• READING TEXT:
____

Friction welding is one of the safest joining processes. It connects components quickly, safely and economically. Friction welding machines from Raiser not only provide high weld seam quality, short cycle times and high process reliability, but also work precisely and energy-efficiently.
For 50 years, Klaus Raiser GmbH & Co. KG has specialized in friction welding and has become a leading company in this field. The fascination for this technology began in 1973 when the founder, Klaus Raiser, discovered it at a trade fair. What immediately excited him was the possibility of joining two workpieces made of different materials using only friction and pressure – without any additional energy. This unique method inspired Raiser to not only engage in contract friction welding, but also to design and build its own friction welding machines.
Sophisticated friction welding machine concept
Raiser has incorporated decades of experience with the process in contract friction welding into the development and construction of friction welding machines. The project management for this is located at the site in Magdeburg. There, experienced engineers develop and design the machines and also the clamping devices for workpieces. Finally, they are built at the company’s headquarters in Eberdingen. This expansion of competencies makes Raiser a full-service provider for friction welding – from process development, through contract manufacturing in small and large series, to the finished machine.
“The special feature of our friction welding machines is the movement in the axial direction: unlike most other friction welding machines on the market, the rotor – i.e. the workpiece brought into rotation – moves and the stator is stationary,” explains Christian Mann, sales engineer at Raiser. “For this purpose, we also use a servo-electric drive for the feed and not a hydraulic one like some market competitors. The ball screw with a feed motor including belt or with direct drive moves the work spindle with the component towards the stationary component clamped in the stator. Telescopic plates protect the ball screw guides from scale during friction welding and from chips during bead turning. This machine concept brings numerous advantages.”
Save energy with servo-electrics
The servo-electric drive ensures better energy efficiency. Why? In the case of a hydraulic feed, the hydraulics must run continuously to keep oil in the circuit at all times – even when the machine is not working. This is different with Raiser. A frequency-controlled hydraulic system is used on Raiser friction welding machines only for clamping the components in the machine when a higher clamping force is required. For smaller machines, Raiser dispenses with hydraulics altogether and uses mechanical actuators (for example springs), servo-electrically actuated or pneumatically actuated clamping devices, depending on the clamping force required. The hydraulic units are therefore correspondingly small and only run when required. Otherwise, the hydraulics are switched off. This reduces the energy consumption of the friction welding machine to a minimum and thus also the ecological “footprint”. Another plus: noise emissions are also kept to a minimum.
The spindle body is also coupled with a force sensor system. This measures the force acting on the work spindle with the workpiece – directly and without detours. In the case of a feed via a hydraulically moved piston, the force is calculated via pressure per area. The user can therefore not determine and precisely set the force acting on the component without exact surface measurements. “With our machines, this effort is unnecessary. No matter how big the machine is (500 kN or 1,000 kN), the user always enters the force to be applied to the component. As a result, any component can be welded on a Raiser friction welding machine – and it’s completely uncomplicated,” says Christian Mann.

____

• PROMPT 1: According to the friction welding text, where are Raiser's friction welding machines built?
• PROMPT 2: Extract the stretch of the friction welding text from "For 50 years, Klaus" through "own friction welding machines.", copying it word for word.

____

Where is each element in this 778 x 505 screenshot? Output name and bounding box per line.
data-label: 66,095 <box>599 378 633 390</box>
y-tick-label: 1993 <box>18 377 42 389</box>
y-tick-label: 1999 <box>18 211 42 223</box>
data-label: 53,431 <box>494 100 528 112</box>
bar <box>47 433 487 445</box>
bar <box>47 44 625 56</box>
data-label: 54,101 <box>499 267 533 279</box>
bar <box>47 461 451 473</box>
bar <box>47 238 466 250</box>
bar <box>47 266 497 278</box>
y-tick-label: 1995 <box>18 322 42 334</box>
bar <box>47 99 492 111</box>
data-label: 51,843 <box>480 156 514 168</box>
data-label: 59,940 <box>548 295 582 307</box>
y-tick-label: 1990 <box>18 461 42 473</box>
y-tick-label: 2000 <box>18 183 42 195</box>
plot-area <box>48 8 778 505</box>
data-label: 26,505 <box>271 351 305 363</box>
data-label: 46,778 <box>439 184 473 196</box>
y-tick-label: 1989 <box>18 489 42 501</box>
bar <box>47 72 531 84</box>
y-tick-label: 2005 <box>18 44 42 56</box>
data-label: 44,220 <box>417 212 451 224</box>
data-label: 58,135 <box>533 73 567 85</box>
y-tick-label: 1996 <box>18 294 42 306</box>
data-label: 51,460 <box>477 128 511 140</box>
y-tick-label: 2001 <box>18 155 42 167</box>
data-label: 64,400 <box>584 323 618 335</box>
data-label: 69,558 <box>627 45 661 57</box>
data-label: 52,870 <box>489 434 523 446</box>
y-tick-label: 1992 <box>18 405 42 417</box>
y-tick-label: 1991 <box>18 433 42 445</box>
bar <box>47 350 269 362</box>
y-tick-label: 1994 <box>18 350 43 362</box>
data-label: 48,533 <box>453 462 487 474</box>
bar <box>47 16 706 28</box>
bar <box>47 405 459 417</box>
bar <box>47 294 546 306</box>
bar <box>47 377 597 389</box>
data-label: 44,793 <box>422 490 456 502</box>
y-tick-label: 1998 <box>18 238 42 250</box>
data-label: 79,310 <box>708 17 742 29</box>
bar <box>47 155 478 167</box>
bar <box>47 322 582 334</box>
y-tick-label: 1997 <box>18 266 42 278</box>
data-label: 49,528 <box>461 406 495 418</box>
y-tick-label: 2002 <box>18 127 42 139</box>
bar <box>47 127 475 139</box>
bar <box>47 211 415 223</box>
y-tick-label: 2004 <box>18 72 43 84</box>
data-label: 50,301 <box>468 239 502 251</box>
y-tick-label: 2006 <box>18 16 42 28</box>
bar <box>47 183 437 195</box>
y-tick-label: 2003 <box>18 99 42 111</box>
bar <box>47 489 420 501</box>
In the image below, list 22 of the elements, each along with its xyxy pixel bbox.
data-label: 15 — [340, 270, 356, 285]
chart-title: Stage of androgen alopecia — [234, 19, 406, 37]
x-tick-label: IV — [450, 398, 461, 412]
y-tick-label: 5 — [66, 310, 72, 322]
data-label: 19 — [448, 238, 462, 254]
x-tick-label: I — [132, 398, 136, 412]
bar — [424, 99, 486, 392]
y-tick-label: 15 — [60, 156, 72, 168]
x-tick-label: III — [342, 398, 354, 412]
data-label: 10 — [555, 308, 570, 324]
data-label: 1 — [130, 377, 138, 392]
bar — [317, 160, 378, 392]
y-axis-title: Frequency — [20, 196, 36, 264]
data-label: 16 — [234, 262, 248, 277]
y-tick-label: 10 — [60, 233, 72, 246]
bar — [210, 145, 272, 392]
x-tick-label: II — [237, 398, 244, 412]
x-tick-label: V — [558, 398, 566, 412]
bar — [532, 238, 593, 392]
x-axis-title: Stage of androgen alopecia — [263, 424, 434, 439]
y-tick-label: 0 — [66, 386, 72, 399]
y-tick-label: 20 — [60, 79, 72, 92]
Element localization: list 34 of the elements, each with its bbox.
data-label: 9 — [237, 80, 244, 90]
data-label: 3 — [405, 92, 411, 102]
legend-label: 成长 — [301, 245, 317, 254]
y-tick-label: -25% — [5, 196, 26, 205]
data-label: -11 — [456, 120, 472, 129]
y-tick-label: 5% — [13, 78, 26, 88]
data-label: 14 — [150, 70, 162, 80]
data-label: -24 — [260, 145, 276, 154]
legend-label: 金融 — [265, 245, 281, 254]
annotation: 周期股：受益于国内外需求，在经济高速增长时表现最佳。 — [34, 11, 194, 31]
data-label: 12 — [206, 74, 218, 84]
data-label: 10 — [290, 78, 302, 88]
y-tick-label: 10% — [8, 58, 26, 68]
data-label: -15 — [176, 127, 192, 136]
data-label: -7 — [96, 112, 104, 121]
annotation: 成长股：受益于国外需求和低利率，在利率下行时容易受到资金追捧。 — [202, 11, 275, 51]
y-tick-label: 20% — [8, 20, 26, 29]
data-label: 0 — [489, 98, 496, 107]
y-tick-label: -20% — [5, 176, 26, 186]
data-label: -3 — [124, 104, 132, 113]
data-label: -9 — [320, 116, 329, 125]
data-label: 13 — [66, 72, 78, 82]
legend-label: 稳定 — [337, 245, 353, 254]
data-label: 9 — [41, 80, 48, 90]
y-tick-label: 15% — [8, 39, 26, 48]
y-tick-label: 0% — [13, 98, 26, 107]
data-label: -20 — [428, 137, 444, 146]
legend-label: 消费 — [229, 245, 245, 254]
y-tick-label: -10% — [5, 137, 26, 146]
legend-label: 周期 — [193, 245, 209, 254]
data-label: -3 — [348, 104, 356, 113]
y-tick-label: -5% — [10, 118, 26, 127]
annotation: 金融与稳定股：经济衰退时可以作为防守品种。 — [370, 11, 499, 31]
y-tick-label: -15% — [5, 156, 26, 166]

____

• OUTPUT 1: They are built at the company's headquarters in Eberdingen.

• OUTPUT 2:
For 50 years, Klaus Raiser GmbH & Co. KG has specialized in friction welding and has become a leading company in this field. The fascination for this technology began in 1973 when the founder, Klaus Raiser, discovered it at a trade fair. What immediately excited him was the possibility of joining two workpieces made of different materials using only friction and pressure – without any additional energy. This unique method inspired Raiser to not only engage in contract friction welding, but also to design and build its own friction welding machines.